◆ **EXERCISE GOAL**
Please state how many lines in the records contain the string "JSON", with no words besides the number.

◆ **GIVEN RECORDS**
——

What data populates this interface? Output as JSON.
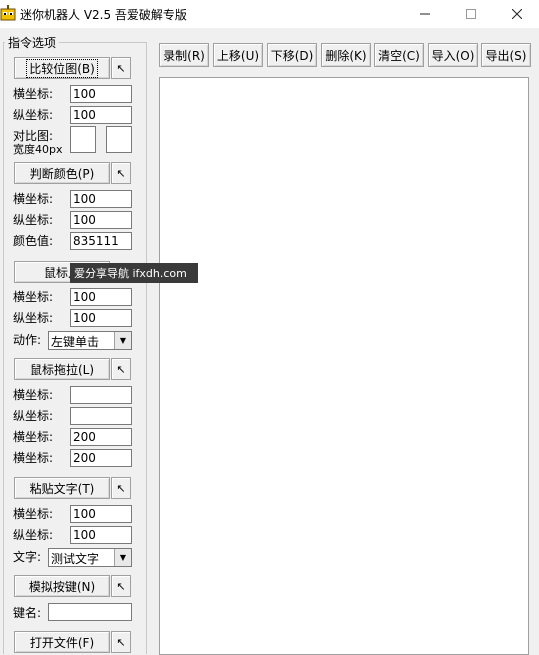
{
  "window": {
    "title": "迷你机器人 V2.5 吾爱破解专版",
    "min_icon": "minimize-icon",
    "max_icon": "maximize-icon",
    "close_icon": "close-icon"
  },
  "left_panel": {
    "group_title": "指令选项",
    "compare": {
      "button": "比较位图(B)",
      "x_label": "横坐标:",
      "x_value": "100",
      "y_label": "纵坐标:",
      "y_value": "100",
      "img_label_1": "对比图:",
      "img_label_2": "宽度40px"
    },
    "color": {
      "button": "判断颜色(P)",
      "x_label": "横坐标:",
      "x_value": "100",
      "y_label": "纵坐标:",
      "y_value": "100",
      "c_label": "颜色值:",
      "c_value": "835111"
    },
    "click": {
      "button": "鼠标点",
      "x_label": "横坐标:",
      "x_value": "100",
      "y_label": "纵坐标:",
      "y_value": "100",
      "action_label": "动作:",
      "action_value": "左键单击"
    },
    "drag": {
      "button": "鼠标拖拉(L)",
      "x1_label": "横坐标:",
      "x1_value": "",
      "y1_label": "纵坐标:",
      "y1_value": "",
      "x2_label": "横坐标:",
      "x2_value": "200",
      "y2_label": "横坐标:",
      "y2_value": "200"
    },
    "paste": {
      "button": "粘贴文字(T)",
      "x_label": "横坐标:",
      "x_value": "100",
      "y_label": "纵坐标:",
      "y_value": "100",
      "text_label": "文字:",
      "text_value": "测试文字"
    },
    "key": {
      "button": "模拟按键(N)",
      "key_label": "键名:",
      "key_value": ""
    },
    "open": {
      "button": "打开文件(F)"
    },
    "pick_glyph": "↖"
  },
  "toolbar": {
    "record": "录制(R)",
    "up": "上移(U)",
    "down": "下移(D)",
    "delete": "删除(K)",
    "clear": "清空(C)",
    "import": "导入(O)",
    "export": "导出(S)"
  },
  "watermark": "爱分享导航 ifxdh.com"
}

——

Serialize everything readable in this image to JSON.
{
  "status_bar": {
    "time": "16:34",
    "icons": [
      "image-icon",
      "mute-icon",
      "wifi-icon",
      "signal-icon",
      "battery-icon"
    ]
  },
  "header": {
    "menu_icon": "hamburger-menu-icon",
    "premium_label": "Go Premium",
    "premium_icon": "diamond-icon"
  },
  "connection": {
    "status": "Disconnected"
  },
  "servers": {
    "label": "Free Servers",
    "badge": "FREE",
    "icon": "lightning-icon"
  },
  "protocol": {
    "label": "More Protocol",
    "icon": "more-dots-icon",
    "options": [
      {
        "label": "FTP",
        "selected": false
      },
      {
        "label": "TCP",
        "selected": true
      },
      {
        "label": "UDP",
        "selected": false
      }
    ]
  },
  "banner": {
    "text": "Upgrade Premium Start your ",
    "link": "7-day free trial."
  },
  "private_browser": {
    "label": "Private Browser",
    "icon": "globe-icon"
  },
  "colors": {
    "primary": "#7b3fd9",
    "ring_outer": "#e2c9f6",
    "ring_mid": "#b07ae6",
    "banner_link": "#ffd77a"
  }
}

——

◆ **IN RESPONSE**
2